Mudanças climáticas já afetam um terço da população do Acre
Pesquisa revela que secas, queimadas e ondas de calor alteram hábitos, renda e saúde dos amazônidas
O impacto das mudanças climáticas deixou de ser previsão para se tornar rotina nas cidades e comunidades amazônicas. Uma pesquisa nacional intitulada “Mais Dados, Mais Saúde — Clima e Saúde na Amazônia Legal”, divulgada neste mês de outubro, mostra que mais de 30% da população do Acre afirma já ter sido diretamente afetada por secas, queimadas, enchentes ou ondas de calor extremo.
O levantamento, conduzido entre maio e julho de 2025 com mais de 4 mil entrevistados em nove estados da Amazônia Legal, revela que o clima extremo já está alterando o modo de vida, a renda e a saúde dos amazônidas. Entre povos tradicionais, indígenas, ribeirinhos e extrativistas, essa percepção chega a 42,2%, o que demonstra a vulnerabilidade das populações que dependem diretamente dos ciclos naturais para pescar, plantar e extrair da floresta.
Calor acima de 40 °C, contas mais altas e lavouras perdidas
A pesquisa aponta que 82,4% dos entrevistados relatam perceber aumento significativo na temperatura média — e, em muitos municípios do Acre, a sensação térmica ultrapassa os 40 °C.

**Conjunto de dados**
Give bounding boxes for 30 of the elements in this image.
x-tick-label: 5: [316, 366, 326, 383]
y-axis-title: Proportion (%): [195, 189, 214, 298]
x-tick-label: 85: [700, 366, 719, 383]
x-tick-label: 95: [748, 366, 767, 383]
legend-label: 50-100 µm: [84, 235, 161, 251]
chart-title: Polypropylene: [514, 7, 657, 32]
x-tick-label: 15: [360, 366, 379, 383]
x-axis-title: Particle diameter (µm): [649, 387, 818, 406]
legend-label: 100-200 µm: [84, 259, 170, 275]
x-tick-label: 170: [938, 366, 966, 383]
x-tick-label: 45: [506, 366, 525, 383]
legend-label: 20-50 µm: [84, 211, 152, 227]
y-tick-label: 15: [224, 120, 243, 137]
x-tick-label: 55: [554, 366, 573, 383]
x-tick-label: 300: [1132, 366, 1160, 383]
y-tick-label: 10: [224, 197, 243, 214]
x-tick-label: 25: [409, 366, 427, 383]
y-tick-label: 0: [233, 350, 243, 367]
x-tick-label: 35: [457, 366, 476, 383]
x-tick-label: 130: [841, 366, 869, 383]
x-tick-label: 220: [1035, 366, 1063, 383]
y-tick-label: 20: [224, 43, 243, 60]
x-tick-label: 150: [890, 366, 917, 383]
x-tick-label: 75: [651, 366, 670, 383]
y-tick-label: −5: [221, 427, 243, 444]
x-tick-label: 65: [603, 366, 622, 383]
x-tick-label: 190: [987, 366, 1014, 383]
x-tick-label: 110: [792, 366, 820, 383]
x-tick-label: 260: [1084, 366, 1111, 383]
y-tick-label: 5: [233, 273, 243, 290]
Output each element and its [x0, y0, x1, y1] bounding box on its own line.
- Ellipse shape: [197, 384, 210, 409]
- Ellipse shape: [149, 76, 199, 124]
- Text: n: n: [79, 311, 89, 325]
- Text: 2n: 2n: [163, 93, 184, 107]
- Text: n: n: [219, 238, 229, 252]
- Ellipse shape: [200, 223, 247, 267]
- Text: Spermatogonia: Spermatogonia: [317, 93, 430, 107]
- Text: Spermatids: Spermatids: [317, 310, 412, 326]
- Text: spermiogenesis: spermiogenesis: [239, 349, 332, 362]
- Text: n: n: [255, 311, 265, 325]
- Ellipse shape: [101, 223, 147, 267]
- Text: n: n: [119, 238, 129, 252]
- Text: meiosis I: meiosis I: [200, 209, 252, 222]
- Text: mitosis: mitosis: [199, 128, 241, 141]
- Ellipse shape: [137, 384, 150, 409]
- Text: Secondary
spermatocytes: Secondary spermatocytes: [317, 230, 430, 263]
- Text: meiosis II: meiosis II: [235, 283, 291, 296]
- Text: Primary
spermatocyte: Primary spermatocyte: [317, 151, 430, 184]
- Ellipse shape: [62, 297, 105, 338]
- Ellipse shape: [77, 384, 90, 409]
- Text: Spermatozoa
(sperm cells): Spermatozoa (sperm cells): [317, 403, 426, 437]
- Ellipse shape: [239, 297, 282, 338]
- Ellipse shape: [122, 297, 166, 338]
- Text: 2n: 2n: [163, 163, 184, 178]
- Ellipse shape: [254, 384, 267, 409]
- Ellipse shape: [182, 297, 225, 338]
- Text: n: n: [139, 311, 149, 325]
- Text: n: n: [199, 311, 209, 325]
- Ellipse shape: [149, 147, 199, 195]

**Exercícios propostos**
a) Com base no texto sobre o clima no Acre, explique o que demonstra o índice de 42,2% registrado entre povos tradicionais, indígenas, ribeirinhos e extrativistas.
b) Edite o trecho do texto sobre o clima no Acre que começa pelas palavras que contêm "O levantamento, conduzido" e termina em "extrair da floresta.", trocando "levantamento" por "estudo".
c) Indique se cada afirmação concorda com o texto sobre o clima no Acre, respondendo sim ou não e citando as palavras decisivas do texto: (i) a pesquisa foi conduzida entre maio e julho de 2025; (ii) foram ouvidos entrevistados em todos os estados do Brasil; (iii) menos da metade dos entrevistados percebe aumento da temperatura média.

**Gabarito**
a) O índice demonstra a vulnerabilidade das populações que dependem diretamente dos ciclos naturais para pescar, plantar e extrair da floresta.

b)
O estudo, conduzido entre maio e julho de 2025 com mais de 4 mil entrevistados em nove estados da Amazônia Legal, revela que o clima extremo já está alterando o modo de vida, a renda e a saúde dos amazônidas. Entre povos tradicionais, indígenas, ribeirinhos e extrativistas, essa percepção chega a 42,2%, o que demonstra a vulnerabilidade das populações que dependem diretamente dos ciclos naturais para pescar, plantar e extrair da floresta.

c)
(i) Sim: "conduzido entre maio e julho de 2025".
(ii) Não: "em nove estados da Amazônia Legal".
(iii) Não: "82,4% dos entrevistados relatam perceber aumento significativo na temperatura média".